## BEGIN
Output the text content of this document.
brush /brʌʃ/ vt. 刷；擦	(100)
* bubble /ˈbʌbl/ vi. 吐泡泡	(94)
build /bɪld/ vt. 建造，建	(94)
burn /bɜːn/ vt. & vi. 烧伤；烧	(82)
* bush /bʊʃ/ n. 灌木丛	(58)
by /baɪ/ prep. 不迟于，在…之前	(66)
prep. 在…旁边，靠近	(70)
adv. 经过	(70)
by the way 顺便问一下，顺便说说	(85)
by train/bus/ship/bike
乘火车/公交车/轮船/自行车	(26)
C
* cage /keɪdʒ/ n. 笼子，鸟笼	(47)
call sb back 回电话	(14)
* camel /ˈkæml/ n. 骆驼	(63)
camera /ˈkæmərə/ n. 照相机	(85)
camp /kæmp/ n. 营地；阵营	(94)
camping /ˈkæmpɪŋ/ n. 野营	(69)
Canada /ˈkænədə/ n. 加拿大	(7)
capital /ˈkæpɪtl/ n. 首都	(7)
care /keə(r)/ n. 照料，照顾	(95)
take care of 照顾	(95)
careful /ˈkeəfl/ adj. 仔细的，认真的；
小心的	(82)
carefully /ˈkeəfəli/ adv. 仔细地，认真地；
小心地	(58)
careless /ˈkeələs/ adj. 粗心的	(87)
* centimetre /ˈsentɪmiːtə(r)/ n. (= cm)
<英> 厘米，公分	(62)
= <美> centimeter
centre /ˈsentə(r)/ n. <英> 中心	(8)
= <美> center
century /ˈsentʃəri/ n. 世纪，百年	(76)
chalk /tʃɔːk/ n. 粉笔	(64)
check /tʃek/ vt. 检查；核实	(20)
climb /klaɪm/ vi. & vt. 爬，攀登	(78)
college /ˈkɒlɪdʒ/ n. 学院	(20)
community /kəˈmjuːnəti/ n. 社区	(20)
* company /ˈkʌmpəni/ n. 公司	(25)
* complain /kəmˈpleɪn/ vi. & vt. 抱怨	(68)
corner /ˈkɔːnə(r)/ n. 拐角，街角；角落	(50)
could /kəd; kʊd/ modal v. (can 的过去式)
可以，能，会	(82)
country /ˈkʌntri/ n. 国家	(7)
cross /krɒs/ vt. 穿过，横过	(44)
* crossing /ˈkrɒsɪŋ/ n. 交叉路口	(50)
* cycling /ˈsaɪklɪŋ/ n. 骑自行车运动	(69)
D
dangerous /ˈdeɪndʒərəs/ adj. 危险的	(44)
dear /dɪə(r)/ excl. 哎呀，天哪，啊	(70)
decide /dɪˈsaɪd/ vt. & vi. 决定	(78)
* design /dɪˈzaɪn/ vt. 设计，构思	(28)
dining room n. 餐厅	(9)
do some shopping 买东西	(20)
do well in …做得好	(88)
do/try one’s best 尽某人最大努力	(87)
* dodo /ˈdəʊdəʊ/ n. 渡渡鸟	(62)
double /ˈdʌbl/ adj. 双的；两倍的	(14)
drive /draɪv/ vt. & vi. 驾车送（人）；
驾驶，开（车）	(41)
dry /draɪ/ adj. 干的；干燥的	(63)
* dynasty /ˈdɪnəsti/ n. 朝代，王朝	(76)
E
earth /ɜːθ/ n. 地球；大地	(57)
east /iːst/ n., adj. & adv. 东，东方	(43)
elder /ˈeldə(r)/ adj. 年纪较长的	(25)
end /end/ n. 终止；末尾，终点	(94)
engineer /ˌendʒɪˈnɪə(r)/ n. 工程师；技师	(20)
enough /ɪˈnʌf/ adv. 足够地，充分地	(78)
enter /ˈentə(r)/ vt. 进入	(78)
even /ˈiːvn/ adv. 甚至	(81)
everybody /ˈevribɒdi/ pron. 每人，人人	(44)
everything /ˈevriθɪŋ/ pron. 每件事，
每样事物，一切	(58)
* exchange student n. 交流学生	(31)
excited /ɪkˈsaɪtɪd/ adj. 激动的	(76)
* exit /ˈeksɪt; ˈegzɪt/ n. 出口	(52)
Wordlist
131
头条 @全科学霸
## END
» **Exercise**:
Gather every line containing the word "pron" and copy it.

» **Task response**:
everybody /ˈevribɒdi/ pron. 每人，人人	(44)
everything /ˈevriθɪŋ/ pron. 每件事，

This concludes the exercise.